• _WHAT IS REQUIRED_
In the entries below, find the lines with the word "laboral" and copy them.

• _TASK INPUT_
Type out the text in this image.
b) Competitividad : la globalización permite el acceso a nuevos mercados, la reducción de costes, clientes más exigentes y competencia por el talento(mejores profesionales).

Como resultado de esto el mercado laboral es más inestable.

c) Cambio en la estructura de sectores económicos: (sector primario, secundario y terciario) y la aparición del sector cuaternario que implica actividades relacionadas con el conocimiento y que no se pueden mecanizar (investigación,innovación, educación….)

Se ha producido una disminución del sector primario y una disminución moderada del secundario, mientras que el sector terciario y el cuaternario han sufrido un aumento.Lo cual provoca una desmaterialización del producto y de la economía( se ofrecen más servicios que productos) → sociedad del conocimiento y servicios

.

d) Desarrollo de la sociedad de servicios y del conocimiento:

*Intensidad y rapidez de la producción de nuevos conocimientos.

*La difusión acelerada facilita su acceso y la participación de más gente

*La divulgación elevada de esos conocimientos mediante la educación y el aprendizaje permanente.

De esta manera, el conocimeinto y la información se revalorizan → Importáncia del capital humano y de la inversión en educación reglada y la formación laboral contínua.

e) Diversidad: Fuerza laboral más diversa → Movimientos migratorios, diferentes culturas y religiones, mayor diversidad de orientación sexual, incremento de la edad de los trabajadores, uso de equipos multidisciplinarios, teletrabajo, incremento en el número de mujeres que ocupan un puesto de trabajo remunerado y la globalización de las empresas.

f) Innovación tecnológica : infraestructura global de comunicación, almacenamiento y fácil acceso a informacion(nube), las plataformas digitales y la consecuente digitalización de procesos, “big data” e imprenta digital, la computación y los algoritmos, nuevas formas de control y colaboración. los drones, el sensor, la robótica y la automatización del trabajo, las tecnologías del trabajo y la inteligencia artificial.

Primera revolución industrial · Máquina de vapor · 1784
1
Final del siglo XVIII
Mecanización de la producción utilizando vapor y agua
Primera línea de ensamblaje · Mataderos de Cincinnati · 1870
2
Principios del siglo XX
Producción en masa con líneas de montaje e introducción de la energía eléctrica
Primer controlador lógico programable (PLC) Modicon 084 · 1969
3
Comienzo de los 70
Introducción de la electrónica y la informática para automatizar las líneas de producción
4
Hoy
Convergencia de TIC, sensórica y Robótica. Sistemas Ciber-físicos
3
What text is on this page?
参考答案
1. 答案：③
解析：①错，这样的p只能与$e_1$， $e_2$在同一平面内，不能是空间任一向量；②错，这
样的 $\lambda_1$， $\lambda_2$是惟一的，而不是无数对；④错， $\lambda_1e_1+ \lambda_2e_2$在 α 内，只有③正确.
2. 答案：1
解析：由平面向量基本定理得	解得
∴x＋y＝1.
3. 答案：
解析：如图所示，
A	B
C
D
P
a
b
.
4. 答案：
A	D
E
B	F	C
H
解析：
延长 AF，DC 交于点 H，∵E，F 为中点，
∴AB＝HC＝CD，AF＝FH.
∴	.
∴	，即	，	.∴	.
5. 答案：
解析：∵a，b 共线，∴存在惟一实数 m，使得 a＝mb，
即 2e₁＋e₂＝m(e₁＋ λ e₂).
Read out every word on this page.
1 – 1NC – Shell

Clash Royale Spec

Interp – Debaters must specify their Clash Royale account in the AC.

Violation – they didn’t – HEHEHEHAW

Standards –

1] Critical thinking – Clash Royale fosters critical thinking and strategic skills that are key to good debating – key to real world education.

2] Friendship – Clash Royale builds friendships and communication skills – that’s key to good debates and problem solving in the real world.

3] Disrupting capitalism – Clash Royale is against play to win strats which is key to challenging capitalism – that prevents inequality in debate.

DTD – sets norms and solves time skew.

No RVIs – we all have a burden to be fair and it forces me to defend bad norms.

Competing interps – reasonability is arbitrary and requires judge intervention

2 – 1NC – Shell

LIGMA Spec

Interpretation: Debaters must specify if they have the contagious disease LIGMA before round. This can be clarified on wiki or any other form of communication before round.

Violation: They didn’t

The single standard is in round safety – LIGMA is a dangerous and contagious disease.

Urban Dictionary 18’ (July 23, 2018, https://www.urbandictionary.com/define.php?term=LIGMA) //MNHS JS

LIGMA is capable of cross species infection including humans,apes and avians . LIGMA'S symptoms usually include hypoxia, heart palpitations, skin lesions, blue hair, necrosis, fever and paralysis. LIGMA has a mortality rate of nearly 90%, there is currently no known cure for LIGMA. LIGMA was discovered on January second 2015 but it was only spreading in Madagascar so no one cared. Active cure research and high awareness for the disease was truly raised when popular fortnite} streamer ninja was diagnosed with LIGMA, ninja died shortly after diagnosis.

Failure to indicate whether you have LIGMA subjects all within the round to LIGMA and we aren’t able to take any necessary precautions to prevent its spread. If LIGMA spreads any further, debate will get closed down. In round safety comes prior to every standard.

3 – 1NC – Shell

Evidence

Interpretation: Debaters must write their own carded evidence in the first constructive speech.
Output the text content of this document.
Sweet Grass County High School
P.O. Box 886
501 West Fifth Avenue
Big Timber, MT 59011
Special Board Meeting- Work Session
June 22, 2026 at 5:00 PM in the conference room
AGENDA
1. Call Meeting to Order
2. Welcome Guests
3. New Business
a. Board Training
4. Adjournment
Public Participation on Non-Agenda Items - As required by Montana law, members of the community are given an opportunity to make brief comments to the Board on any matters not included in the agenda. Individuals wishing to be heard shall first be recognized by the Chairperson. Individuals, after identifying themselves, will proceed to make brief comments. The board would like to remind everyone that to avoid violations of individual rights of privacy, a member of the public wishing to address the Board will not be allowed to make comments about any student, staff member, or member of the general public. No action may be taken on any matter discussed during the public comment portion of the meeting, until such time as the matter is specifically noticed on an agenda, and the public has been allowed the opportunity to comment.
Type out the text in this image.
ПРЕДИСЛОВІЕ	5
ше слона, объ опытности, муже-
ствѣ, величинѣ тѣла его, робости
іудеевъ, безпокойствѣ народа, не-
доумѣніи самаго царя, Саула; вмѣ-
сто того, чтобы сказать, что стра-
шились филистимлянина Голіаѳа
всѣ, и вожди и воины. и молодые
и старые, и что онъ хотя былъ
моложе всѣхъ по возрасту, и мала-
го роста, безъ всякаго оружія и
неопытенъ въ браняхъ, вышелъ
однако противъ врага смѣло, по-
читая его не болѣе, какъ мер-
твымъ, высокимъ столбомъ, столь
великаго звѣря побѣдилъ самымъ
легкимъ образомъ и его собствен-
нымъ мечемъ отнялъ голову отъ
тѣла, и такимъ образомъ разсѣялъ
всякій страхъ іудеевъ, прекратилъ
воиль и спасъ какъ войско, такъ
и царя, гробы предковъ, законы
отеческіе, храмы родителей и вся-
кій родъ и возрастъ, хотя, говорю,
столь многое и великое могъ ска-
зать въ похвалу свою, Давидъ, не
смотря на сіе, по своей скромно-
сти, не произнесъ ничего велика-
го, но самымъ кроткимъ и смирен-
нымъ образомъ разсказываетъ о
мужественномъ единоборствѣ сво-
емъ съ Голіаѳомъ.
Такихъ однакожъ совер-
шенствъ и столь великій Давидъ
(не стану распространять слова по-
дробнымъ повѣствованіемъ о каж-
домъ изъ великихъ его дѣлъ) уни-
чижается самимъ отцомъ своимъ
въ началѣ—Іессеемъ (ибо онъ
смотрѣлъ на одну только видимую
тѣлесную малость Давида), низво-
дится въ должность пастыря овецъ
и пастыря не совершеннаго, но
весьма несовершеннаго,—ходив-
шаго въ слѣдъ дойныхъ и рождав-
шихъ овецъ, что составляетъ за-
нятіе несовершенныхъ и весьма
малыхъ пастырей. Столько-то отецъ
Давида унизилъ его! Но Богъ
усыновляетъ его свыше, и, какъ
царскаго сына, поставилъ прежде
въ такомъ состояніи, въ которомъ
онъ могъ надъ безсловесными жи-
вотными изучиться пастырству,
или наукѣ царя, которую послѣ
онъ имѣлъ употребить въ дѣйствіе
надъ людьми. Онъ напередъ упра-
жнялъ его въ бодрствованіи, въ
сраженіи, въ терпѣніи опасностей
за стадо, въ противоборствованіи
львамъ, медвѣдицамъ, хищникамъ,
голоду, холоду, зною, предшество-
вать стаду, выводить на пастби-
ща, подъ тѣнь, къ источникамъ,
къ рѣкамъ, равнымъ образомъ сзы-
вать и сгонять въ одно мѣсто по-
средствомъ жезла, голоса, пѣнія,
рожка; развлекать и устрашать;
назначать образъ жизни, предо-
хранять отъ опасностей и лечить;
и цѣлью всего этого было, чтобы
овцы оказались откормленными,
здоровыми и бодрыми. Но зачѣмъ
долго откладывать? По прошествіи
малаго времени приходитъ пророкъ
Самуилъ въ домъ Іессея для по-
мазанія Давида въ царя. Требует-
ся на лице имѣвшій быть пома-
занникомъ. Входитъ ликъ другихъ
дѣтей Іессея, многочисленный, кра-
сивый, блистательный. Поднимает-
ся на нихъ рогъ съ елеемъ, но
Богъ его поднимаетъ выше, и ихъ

• _REPLY TO THE EXERCISE_
Como resultado de esto el mercado laboral es más inestable.
De esta manera, el conocimeinto y la información se revalorizan → Importáncia del capital humano y de la inversión en educación reglada y la formación laboral contínua.
e) Diversidad: Fuerza laboral más diversa → Movimientos migratorios, diferentes culturas y religiones, mayor diversidad de orientación sexual, incremento de la edad de los trabajadores, uso de equipos multidisciplinarios, teletrabajo, incremento en el número de mujeres que ocupan un puesto de trabajo remunerado y la globalización de las empresas.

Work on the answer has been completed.